TASK TO CARRY OUT: Repeat all the records exactly, omitting pictures.

** Start of INFORMATION PROVIDED **

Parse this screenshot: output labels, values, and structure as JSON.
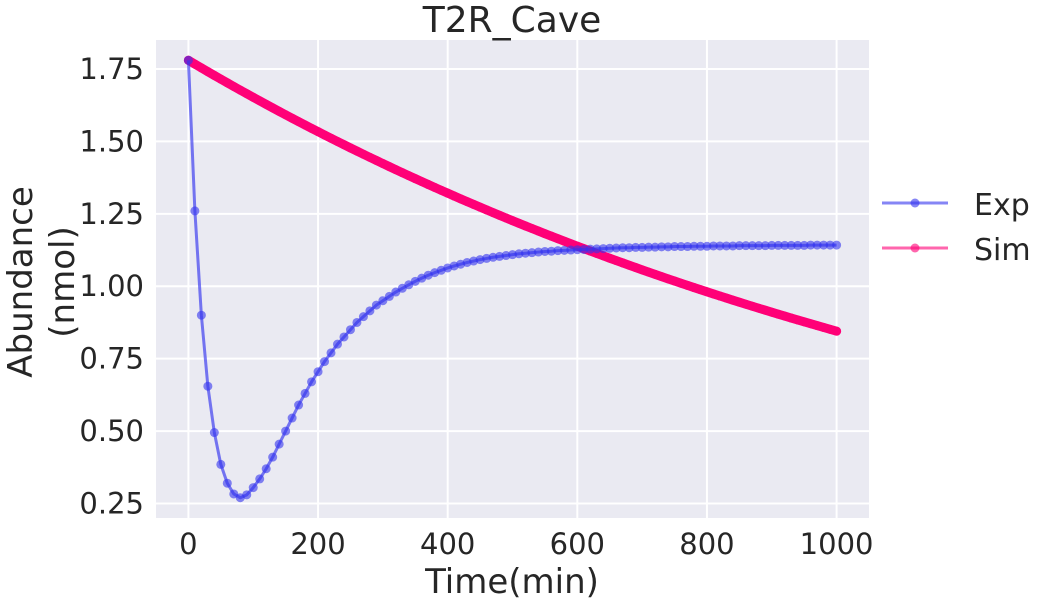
{
  "chart_data": {
    "type": "line",
    "title": "T2R_Cave",
    "xlabel": "Time(min)",
    "ylabel": [
      "Abundance",
      "(nmol)"
    ],
    "xlim": [
      -50,
      1050
    ],
    "ylim": [
      0.2,
      1.85
    ],
    "xticks": [
      0,
      200,
      400,
      600,
      800,
      1000
    ],
    "yticks": [
      0.25,
      0.5,
      0.75,
      1.0,
      1.25,
      1.5,
      1.75
    ],
    "xtick_labels": [
      "0",
      "200",
      "400",
      "600",
      "800",
      "1000"
    ],
    "ytick_labels": [
      "0.25",
      "0.50",
      "0.75",
      "1.00",
      "1.25",
      "1.50",
      "1.75"
    ],
    "grid": true,
    "legend_position": "right",
    "series": [
      {
        "name": "Exp",
        "color": "#3333ee",
        "x": [
          0,
          10,
          20,
          30,
          40,
          50,
          60,
          70,
          80,
          90,
          100,
          110,
          120,
          130,
          140,
          150,
          160,
          170,
          180,
          190,
          200,
          210,
          220,
          230,
          240,
          250,
          260,
          270,
          280,
          290,
          300,
          310,
          320,
          330,
          340,
          350,
          360,
          370,
          380,
          390,
          400,
          410,
          420,
          430,
          440,
          450,
          460,
          470,
          480,
          490,
          500,
          510,
          520,
          530,
          540,
          550,
          560,
          570,
          580,
          590,
          600,
          610,
          620,
          630,
          640,
          650,
          660,
          670,
          680,
          690,
          700,
          710,
          720,
          730,
          740,
          750,
          760,
          770,
          780,
          790,
          800,
          810,
          820,
          830,
          840,
          850,
          860,
          870,
          880,
          890,
          900,
          910,
          920,
          930,
          940,
          950,
          960,
          970,
          980,
          990,
          1000
        ],
        "y": [
          1.78,
          1.26,
          0.9,
          0.655,
          0.495,
          0.385,
          0.32,
          0.283,
          0.27,
          0.28,
          0.305,
          0.335,
          0.37,
          0.41,
          0.455,
          0.5,
          0.545,
          0.59,
          0.63,
          0.67,
          0.705,
          0.74,
          0.77,
          0.8,
          0.825,
          0.85,
          0.875,
          0.895,
          0.915,
          0.935,
          0.95,
          0.965,
          0.98,
          0.993,
          1.005,
          1.017,
          1.028,
          1.038,
          1.047,
          1.055,
          1.063,
          1.07,
          1.076,
          1.082,
          1.087,
          1.092,
          1.096,
          1.1,
          1.103,
          1.106,
          1.109,
          1.112,
          1.114,
          1.116,
          1.118,
          1.12,
          1.121,
          1.123,
          1.124,
          1.125,
          1.126,
          1.127,
          1.128,
          1.129,
          1.13,
          1.131,
          1.132,
          1.133,
          1.133,
          1.134,
          1.134,
          1.135,
          1.135,
          1.136,
          1.136,
          1.137,
          1.137,
          1.137,
          1.138,
          1.138,
          1.138,
          1.139,
          1.139,
          1.139,
          1.139,
          1.14,
          1.14,
          1.14,
          1.14,
          1.14,
          1.141,
          1.141,
          1.141,
          1.141,
          1.141,
          1.141,
          1.142,
          1.142,
          1.142,
          1.142,
          1.142
        ]
      },
      {
        "name": "Sim",
        "color": "#ff0077",
        "function": "y = 1.78 * exp(-0.000744 * x)",
        "x": [
          0,
          10,
          20,
          30,
          40,
          50,
          60,
          70,
          80,
          90,
          100,
          110,
          120,
          130,
          140,
          150,
          160,
          170,
          180,
          190,
          200,
          210,
          220,
          230,
          240,
          250,
          260,
          270,
          280,
          290,
          300,
          310,
          320,
          330,
          340,
          350,
          360,
          370,
          380,
          390,
          400,
          410,
          420,
          430,
          440,
          450,
          460,
          470,
          480,
          490,
          500,
          510,
          520,
          530,
          540,
          550,
          560,
          570,
          580,
          590,
          600,
          610,
          620,
          630,
          640,
          650,
          660,
          670,
          680,
          690,
          700,
          710,
          720,
          730,
          740,
          750,
          760,
          770,
          780,
          790,
          800,
          810,
          820,
          830,
          840,
          850,
          860,
          870,
          880,
          890,
          900,
          910,
          920,
          930,
          940,
          950,
          960,
          970,
          980,
          990,
          1000
        ],
        "y_start": 1.78,
        "y_end": 0.845
      }
    ]
  }
}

** End of INFORMATION PROVIDED **

EXERCISE ANSWER:
Parse this screenshot: output labels, values, and structure as JSON.
{
  "chart_data": {
    "type": "line",
    "title": "T2R_Cave",
    "xlabel": "Time(min)",
    "ylabel": [
      "Abundance",
      "(nmol)"
    ],
    "xlim": [
      -50,
      1050
    ],
    "ylim": [
      0.2,
      1.85
    ],
    "xticks": [
      0,
      200,
      400,
      600,
      800,
      1000
    ],
    "yticks": [
      0.25,
      0.5,
      0.75,
      1.0,
      1.25,
      1.5,
      1.75
    ],
    "xtick_labels": [
      "0",
      "200",
      "400",
      "600",
      "800",
      "1000"
    ],
    "ytick_labels": [
      "0.25",
      "0.50",
      "0.75",
      "1.00",
      "1.25",
      "1.50",
      "1.75"
    ],
    "grid": true,
    "legend_position": "right",
    "series": [
      {
        "name": "Exp",
        "color": "#3333ee",
        "x": [
          0,
          10,
          20,
          30,
          40,
          50,
          60,
          70,
          80,
          90,
          100,
          110,
          120,
          130,
          140,
          150,
          160,
          170,
          180,
          190,
          200,
          210,
          220,
          230,
          240,
          250,
          260,
          270,
          280,
          290,
          300,
          310,
          320,
          330,
          340,
          350,
          360,
          370,
          380,
          390,
          400,
          410,
          420,
          430,
          440,
          450,
          460,
          470,
          480,
          490,
          500,
          510,
          520,
          530,
          540,
          550,
          560,
          570,
          580,
          590,
          600,
          610,
          620,
          630,
          640,
          650,
          660,
          670,
          680,
          690,
          700,
          710,
          720,
          730,
          740,
          750,
          760,
          770,
          780,
          790,
          800,
          810,
          820,
          830,
          840,
          850,
          860,
          870,
          880,
          890,
          900,
          910,
          920,
          930,
          940,
          950,
          960,
          970,
          980,
          990,
          1000
        ],
        "y": [
          1.78,
          1.26,
          0.9,
          0.655,
          0.495,
          0.385,
          0.32,
          0.283,
          0.27,
          0.28,
          0.305,
          0.335,
          0.37,
          0.41,
          0.455,
          0.5,
          0.545,
          0.59,
          0.63,
          0.67,
          0.705,
          0.74,
          0.77,
          0.8,
          0.825,
          0.85,
          0.875,
          0.895,
          0.915,
          0.935,
          0.95,
          0.965,
          0.98,
          0.993,
          1.005,
          1.017,
          1.028,
          1.038,
          1.047,
          1.055,
          1.063,
          1.07,
          1.076,
          1.082,
          1.087,
          1.092,
          1.096,
          1.1,
          1.103,
          1.106,
          1.109,
          1.112,
          1.114,
          1.116,
          1.118,
          1.12,
          1.121,
          1.123,
          1.124,
          1.125,
          1.126,
          1.127,
          1.128,
          1.129,
          1.13,
          1.131,
          1.132,
          1.133,
          1.133,
          1.134,
          1.134,
          1.135,
          1.135,
          1.136,
          1.136,
          1.137,
          1.137,
          1.137,
          1.138,
          1.138,
          1.138,
          1.139,
          1.139,
          1.139,
          1.139,
          1.14,
          1.14,
          1.14,
          1.14,
          1.14,
          1.141,
          1.141,
          1.141,
          1.141,
          1.141,
          1.141,
          1.142,
          1.142,
          1.142,
          1.142,
          1.142
        ]
      },
      {
        "name": "Sim",
        "color": "#ff0077",
        "function": "y = 1.78 * exp(-0.000744 * x)",
        "x": [
          0,
          10,
          20,
          30,
          40,
          50,
          60,
          70,
          80,
          90,
          100,
          110,
          120,
          130,
          140,
          150,
          160,
          170,
          180,
          190,
          200,
          210,
          220,
          230,
          240,
          250,
          260,
          270,
          280,
          290,
          300,
          310,
          320,
          330,
          340,
          350,
          360,
          370,
          380,
          390,
          400,
          410,
          420,
          430,
          440,
          450,
          460,
          470,
          480,
          490,
          500,
          510,
          520,
          530,
          540,
          550,
          560,
          570,
          580,
          590,
          600,
          610,
          620,
          630,
          640,
          650,
          660,
          670,
          680,
          690,
          700,
          710,
          720,
          730,
          740,
          750,
          760,
          770,
          780,
          790,
          800,
          810,
          820,
          830,
          840,
          850,
          860,
          870,
          880,
          890,
          900,
          910,
          920,
          930,
          940,
          950,
          960,
          970,
          980,
          990,
          1000
        ],
        "y_start": 1.78,
        "y_end": 0.845
      }
    ]
  }
}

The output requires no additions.